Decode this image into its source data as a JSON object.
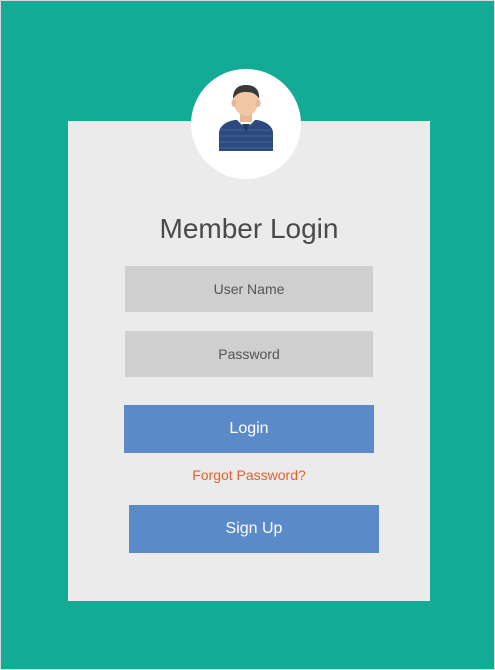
{
  "login_form": {
    "title": "Member Login",
    "username_placeholder": "User Name",
    "password_placeholder": "Password",
    "login_label": "Login",
    "forgot_label": "Forgot Password?",
    "signup_label": "Sign Up"
  },
  "avatar": {
    "icon": "user-avatar-icon"
  },
  "colors": {
    "background": "#14ab96",
    "card": "#ebebeb",
    "input": "#cfcfcf",
    "button": "#5a8ac8",
    "forgot_link": "#e3622e",
    "title_text": "#4a4a4a",
    "avatar_shirt": "#2c4a7d",
    "avatar_skin": "#f2c7a5",
    "avatar_hair": "#3a3a3a"
  }
}
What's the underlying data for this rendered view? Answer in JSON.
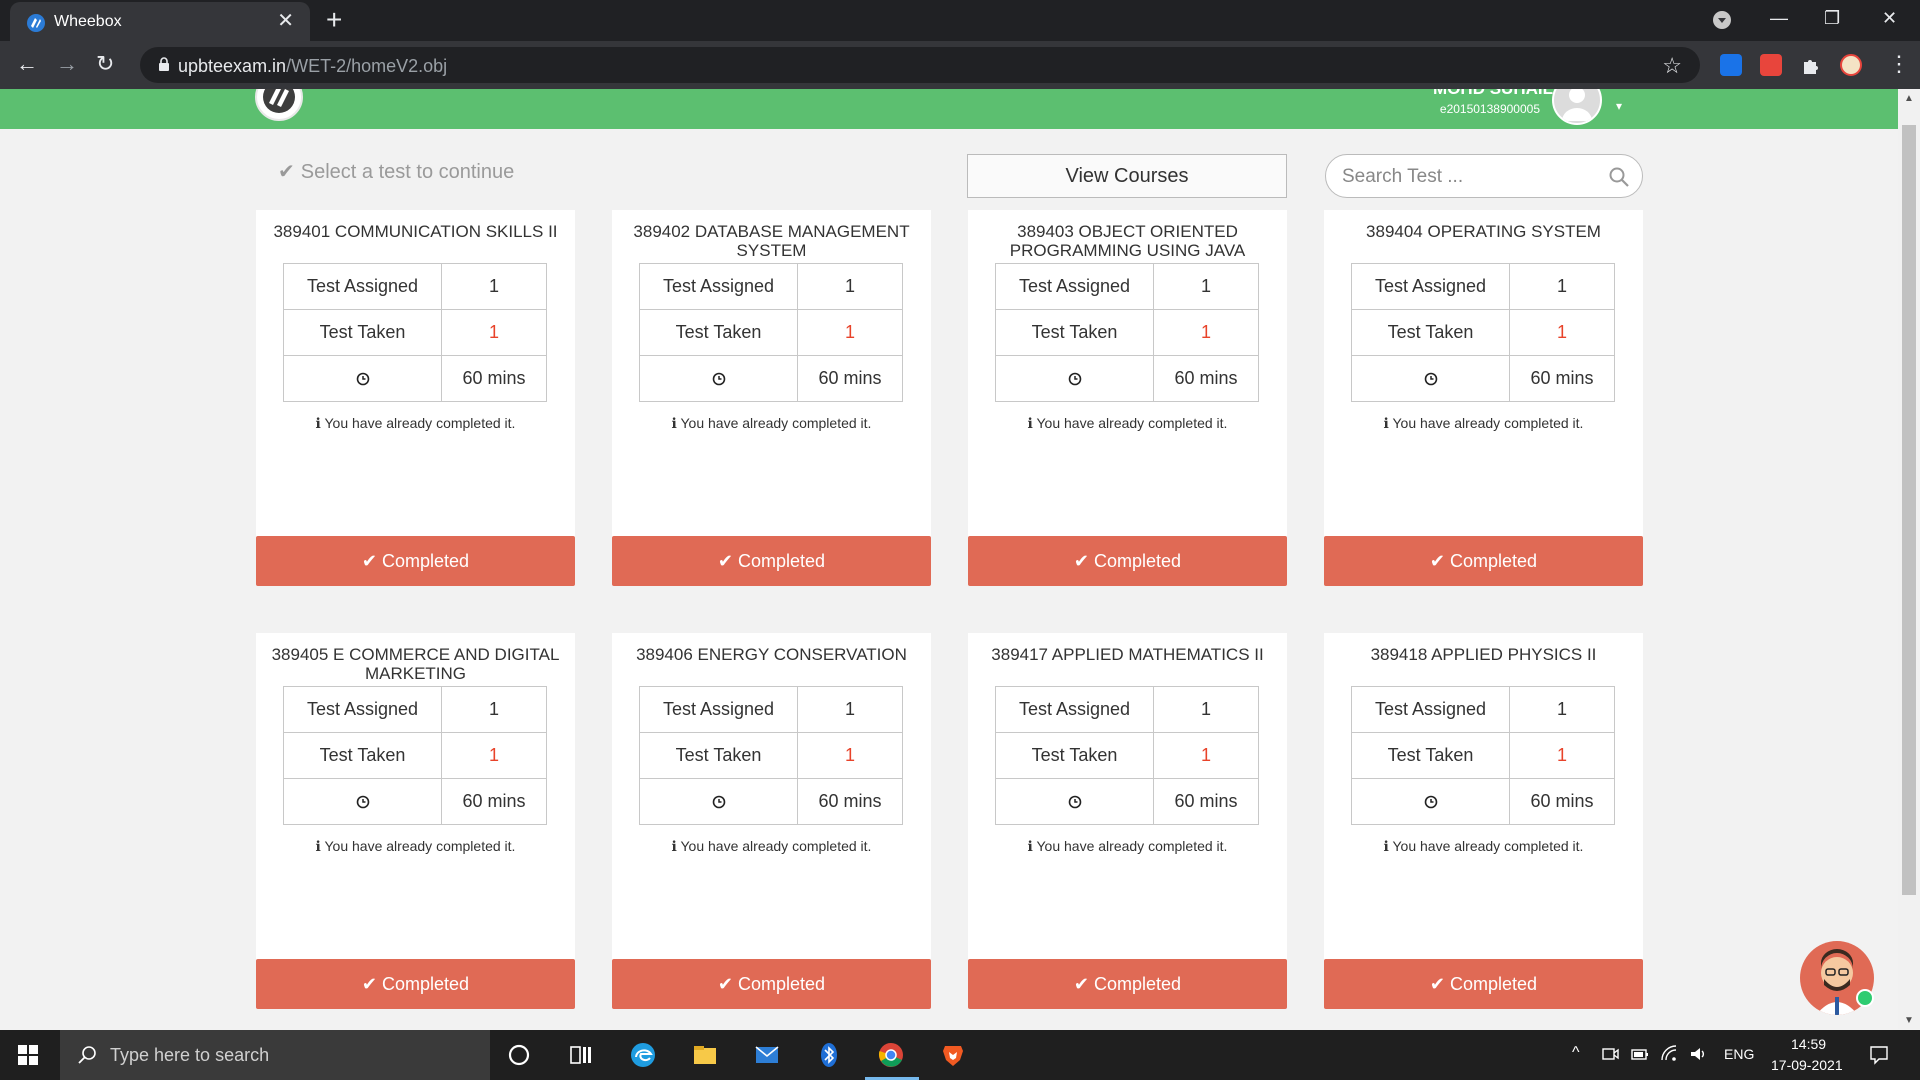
{
  "browser": {
    "tab_title": "Wheebox",
    "tab_close": "✕",
    "new_tab": "+",
    "url_host": "upbteexam.in",
    "url_path": "/WET-2/homeV2.obj",
    "window_controls": {
      "minimize": "—",
      "restore": "❐",
      "close": "✕"
    },
    "nav": {
      "back": "←",
      "forward": "→",
      "reload": "↻"
    },
    "star": "☆"
  },
  "header": {
    "user_name": "MOHD SUHAIL",
    "user_id": "e20150138900005",
    "caret": "▾"
  },
  "toolbar": {
    "select_hint": "Select a test to continue",
    "check_glyph": "✔",
    "view_courses_label": "View Courses",
    "search_placeholder": "Search Test ..."
  },
  "test_cards": [
    {
      "title": "389401 COMMUNICATION SKILLS II",
      "assigned_label": "Test Assigned",
      "assigned_value": "1",
      "taken_label": "Test Taken",
      "taken_value": "1",
      "duration": "60 mins",
      "note": "ℹ You have already completed it.",
      "status": "✔ Completed"
    },
    {
      "title": "389402 DATABASE MANAGEMENT SYSTEM",
      "assigned_label": "Test Assigned",
      "assigned_value": "1",
      "taken_label": "Test Taken",
      "taken_value": "1",
      "duration": "60 mins",
      "note": "ℹ You have already completed it.",
      "status": "✔ Completed"
    },
    {
      "title": "389403 OBJECT ORIENTED PROGRAMMING USING JAVA",
      "assigned_label": "Test Assigned",
      "assigned_value": "1",
      "taken_label": "Test Taken",
      "taken_value": "1",
      "duration": "60 mins",
      "note": "ℹ You have already completed it.",
      "status": "✔ Completed"
    },
    {
      "title": "389404 OPERATING SYSTEM",
      "assigned_label": "Test Assigned",
      "assigned_value": "1",
      "taken_label": "Test Taken",
      "taken_value": "1",
      "duration": "60 mins",
      "note": "ℹ You have already completed it.",
      "status": "✔ Completed"
    },
    {
      "title": "389405 E COMMERCE AND DIGITAL MARKETING",
      "assigned_label": "Test Assigned",
      "assigned_value": "1",
      "taken_label": "Test Taken",
      "taken_value": "1",
      "duration": "60 mins",
      "note": "ℹ You have already completed it.",
      "status": "✔ Completed"
    },
    {
      "title": "389406 ENERGY CONSERVATION",
      "assigned_label": "Test Assigned",
      "assigned_value": "1",
      "taken_label": "Test Taken",
      "taken_value": "1",
      "duration": "60 mins",
      "note": "ℹ You have already completed it.",
      "status": "✔ Completed"
    },
    {
      "title": "389417 APPLIED MATHEMATICS II",
      "assigned_label": "Test Assigned",
      "assigned_value": "1",
      "taken_label": "Test Taken",
      "taken_value": "1",
      "duration": "60 mins",
      "note": "ℹ You have already completed it.",
      "status": "✔ Completed"
    },
    {
      "title": "389418 APPLIED PHYSICS II",
      "assigned_label": "Test Assigned",
      "assigned_value": "1",
      "taken_label": "Test Taken",
      "taken_value": "1",
      "duration": "60 mins",
      "note": "ℹ You have already completed it.",
      "status": "✔ Completed"
    }
  ],
  "taskbar": {
    "search_placeholder": "Type here to search",
    "language": "ENG",
    "time": "14:59",
    "date": "17-09-2021",
    "tray_caret": "^"
  },
  "colors": {
    "header_green": "#5cbf70",
    "completed_red": "#e06a55",
    "taken_value_red": "#e8432a"
  },
  "icons": [
    "wheebox-favicon",
    "lock-icon",
    "star-icon",
    "extension-icon",
    "clock-icon",
    "search-icon",
    "check-icon",
    "info-icon",
    "windows-start-icon",
    "chat-bot-icon"
  ]
}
=-=-=
» **DIRECTIONS**
Write out the records above once more, word for word, with no pictures.

» **FINISHED EXERCISE**
Decode this image into its source data as a JSON object.
{
  "login_form": {
    "title": "Member Login",
    "username_placeholder": "User Name",
    "password_placeholder": "Password",
    "login_label": "Login",
    "forgot_label": "Forgot Password?",
    "signup_label": "Sign Up"
  },
  "avatar": {
    "icon": "user-avatar-icon"
  },
  "colors": {
    "background": "#14ab96",
    "card": "#ebebeb",
    "input": "#cfcfcf",
    "button": "#5a8ac8",
    "forgot_link": "#e3622e",
    "title_text": "#4a4a4a",
    "avatar_shirt": "#2c4a7d",
    "avatar_skin": "#f2c7a5",
    "avatar_hair": "#3a3a3a"
  }
}
What's the underlying data for this rendered view? Answer in JSON.
{
  "browser": {
    "tab_title": "Wheebox",
    "tab_close": "✕",
    "new_tab": "+",
    "url_host": "upbteexam.in",
    "url_path": "/WET-2/homeV2.obj",
    "window_controls": {
      "minimize": "—",
      "restore": "❐",
      "close": "✕"
    },
    "nav": {
      "back": "←",
      "forward": "→",
      "reload": "↻"
    },
    "star": "☆"
  },
  "header": {
    "user_name": "MOHD SUHAIL",
    "user_id": "e20150138900005",
    "caret": "▾"
  },
  "toolbar": {
    "select_hint": "Select a test to continue",
    "check_glyph": "✔",
    "view_courses_label": "View Courses",
    "search_placeholder": "Search Test ..."
  },
  "test_cards": [
    {
      "title": "389401 COMMUNICATION SKILLS II",
      "assigned_label": "Test Assigned",
      "assigned_value": "1",
      "taken_label": "Test Taken",
      "taken_value": "1",
      "duration": "60 mins",
      "note": "ℹ You have already completed it.",
      "status": "✔ Completed"
    },
    {
      "title": "389402 DATABASE MANAGEMENT SYSTEM",
      "assigned_label": "Test Assigned",
      "assigned_value": "1",
      "taken_label": "Test Taken",
      "taken_value": "1",
      "duration": "60 mins",
      "note": "ℹ You have already completed it.",
      "status": "✔ Completed"
    },
    {
      "title": "389403 OBJECT ORIENTED PROGRAMMING USING JAVA",
      "assigned_label": "Test Assigned",
      "assigned_value": "1",
      "taken_label": "Test Taken",
      "taken_value": "1",
      "duration": "60 mins",
      "note": "ℹ You have already completed it.",
      "status": "✔ Completed"
    },
    {
      "title": "389404 OPERATING SYSTEM",
      "assigned_label": "Test Assigned",
      "assigned_value": "1",
      "taken_label": "Test Taken",
      "taken_value": "1",
      "duration": "60 mins",
      "note": "ℹ You have already completed it.",
      "status": "✔ Completed"
    },
    {
      "title": "389405 E COMMERCE AND DIGITAL MARKETING",
      "assigned_label": "Test Assigned",
      "assigned_value": "1",
      "taken_label": "Test Taken",
      "taken_value": "1",
      "duration": "60 mins",
      "note": "ℹ You have already completed it.",
      "status": "✔ Completed"
    },
    {
      "title": "389406 ENERGY CONSERVATION",
      "assigned_label": "Test Assigned",
      "assigned_value": "1",
      "taken_label": "Test Taken",
      "taken_value": "1",
      "duration": "60 mins",
      "note": "ℹ You have already completed it.",
      "status": "✔ Completed"
    },
    {
      "title": "389417 APPLIED MATHEMATICS II",
      "assigned_label": "Test Assigned",
      "assigned_value": "1",
      "taken_label": "Test Taken",
      "taken_value": "1",
      "duration": "60 mins",
      "note": "ℹ You have already completed it.",
      "status": "✔ Completed"
    },
    {
      "title": "389418 APPLIED PHYSICS II",
      "assigned_label": "Test Assigned",
      "assigned_value": "1",
      "taken_label": "Test Taken",
      "taken_value": "1",
      "duration": "60 mins",
      "note": "ℹ You have already completed it.",
      "status": "✔ Completed"
    }
  ],
  "taskbar": {
    "search_placeholder": "Type here to search",
    "language": "ENG",
    "time": "14:59",
    "date": "17-09-2021",
    "tray_caret": "^"
  },
  "colors": {
    "header_green": "#5cbf70",
    "completed_red": "#e06a55",
    "taken_value_red": "#e8432a"
  },
  "icons": [
    "wheebox-favicon",
    "lock-icon",
    "star-icon",
    "extension-icon",
    "clock-icon",
    "search-icon",
    "check-icon",
    "info-icon",
    "windows-start-icon",
    "chat-bot-icon"
  ]
}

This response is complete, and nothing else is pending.